_Задание_
Перескажите, пожалуйста, текст страницы в двух предложениях.

---- Текст страницы

3. Центральная категория в отношении понимания спокойствия. Причем последнее расценивается, исходя из степени активности самого человека. То есть некоторая сумма хаотичного, принимаемая за норму, в дальнейшем определяет нормальность и анормальность, так же определяется и счастье, как более конкретное состояние по сравнению с пониманием покоя. Мера так же определяется и формой той или иной игры, персонифицирующей индивидуума в определенных парадигмах.
Однажды Случайный Ученик Мудрости, имя которой никогда не называется в Долине Мертвых Истин, а мирские прозвища детей ее всем известны, устал быть терзаемым своей Вечной тенью- Сомнением. Он разозлился на нее и бросил в нее камнем, но Сомнение осталось, став еще чернее и всеобъемлюще. Тогда ученик спросил его: «Что хочешь ты от меня? Вечного знания о сопутствии Черной Бездны Будущему Свету? Я не могу больше бороться с тобой! Посмотри на меня! В реквизит восприятия чужих оценок превратило ты меня, и я стал слаб. Неужели не понимаешь ты, что губишь и себя?» Его голос грохотом пустот отчаяния разносился в отдаленных уголках Вечно Цветного Лабиринта, пугая и пробуждая от сна легкие бесплодные мертвые мысли. Они пролетали вспарывая небо оглушительностью смелости, увлекая за собой фейверк суетного прижизненного признания и падали по ту сторону тихими и унылыми искрами безмолвия, – пустоты для слепого и всякого, кто близорук…
И для каждого, кто входит в долину самопознания слышен этот вопрос, но не каждый слышит ответ в сердце своем.

--------
---- Записанные данные

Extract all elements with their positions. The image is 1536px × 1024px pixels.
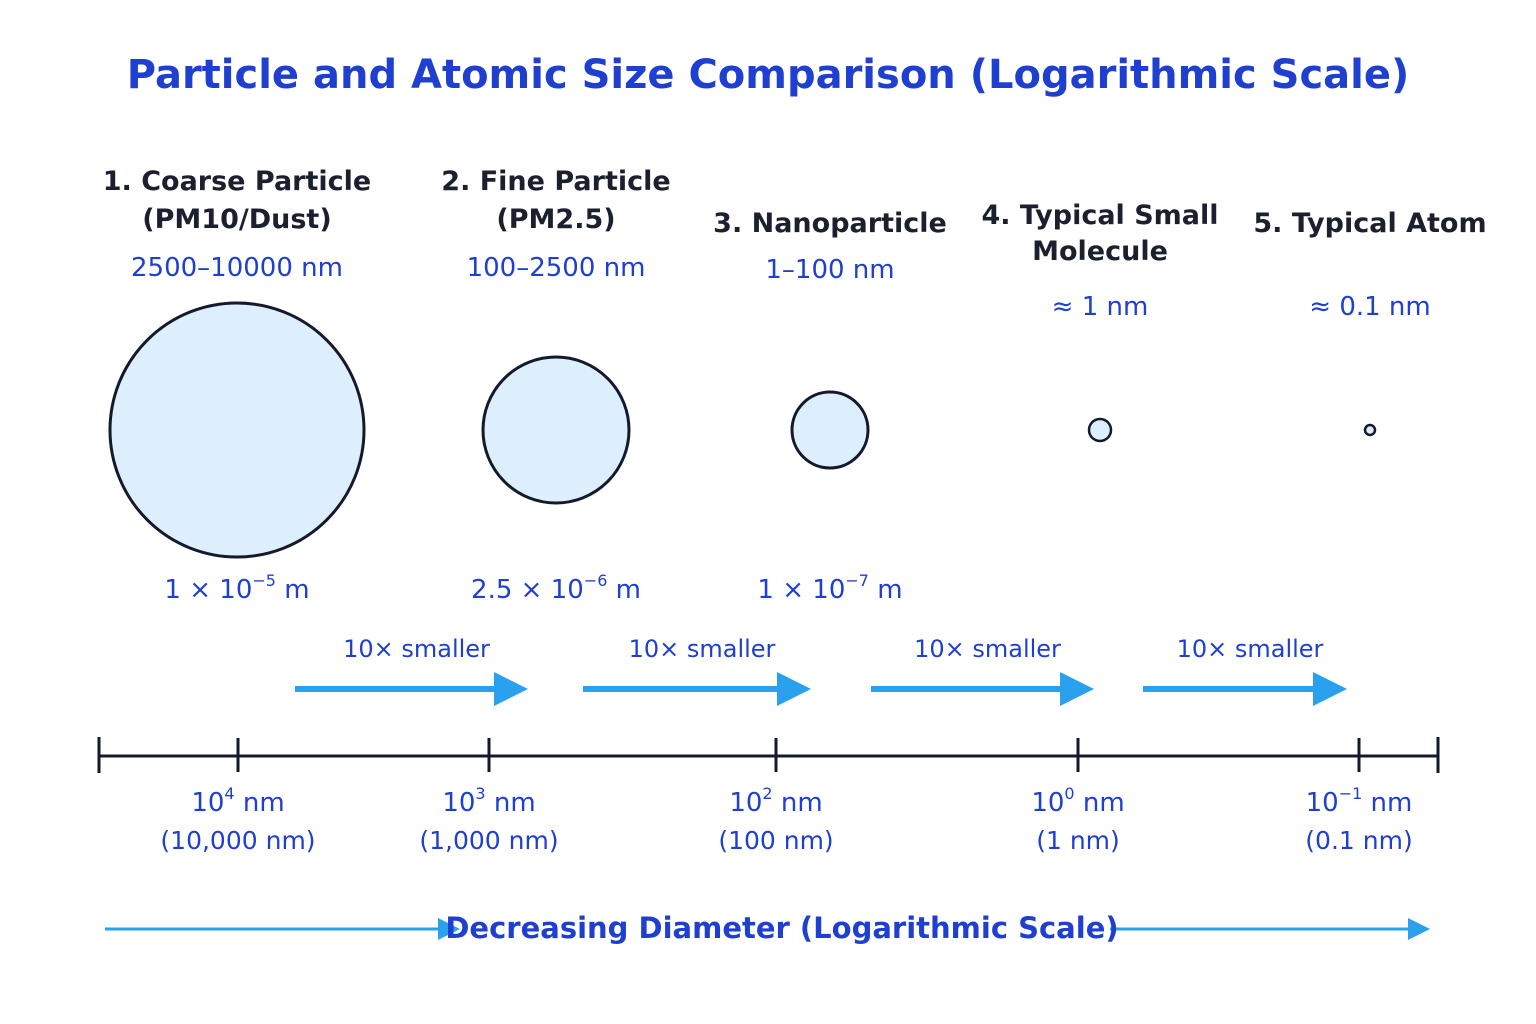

--------

_Ответ_
Спокойствие понимается исходя из степени активности самого человека: принятая за норму сумма хаотичного определяет нормальность и анормальность, а также счастье. Случайный Ученик Мудрости, измученный своей Вечной тенью — Сомнением, бросает в него камень, но Сомнение лишь становится чернее, и тогда ученик в отчаянии спрашивает, чего оно от него хочет; этот вопрос слышен каждому, кто входит в долину самопознания, но не каждый слышит ответ в сердце своем.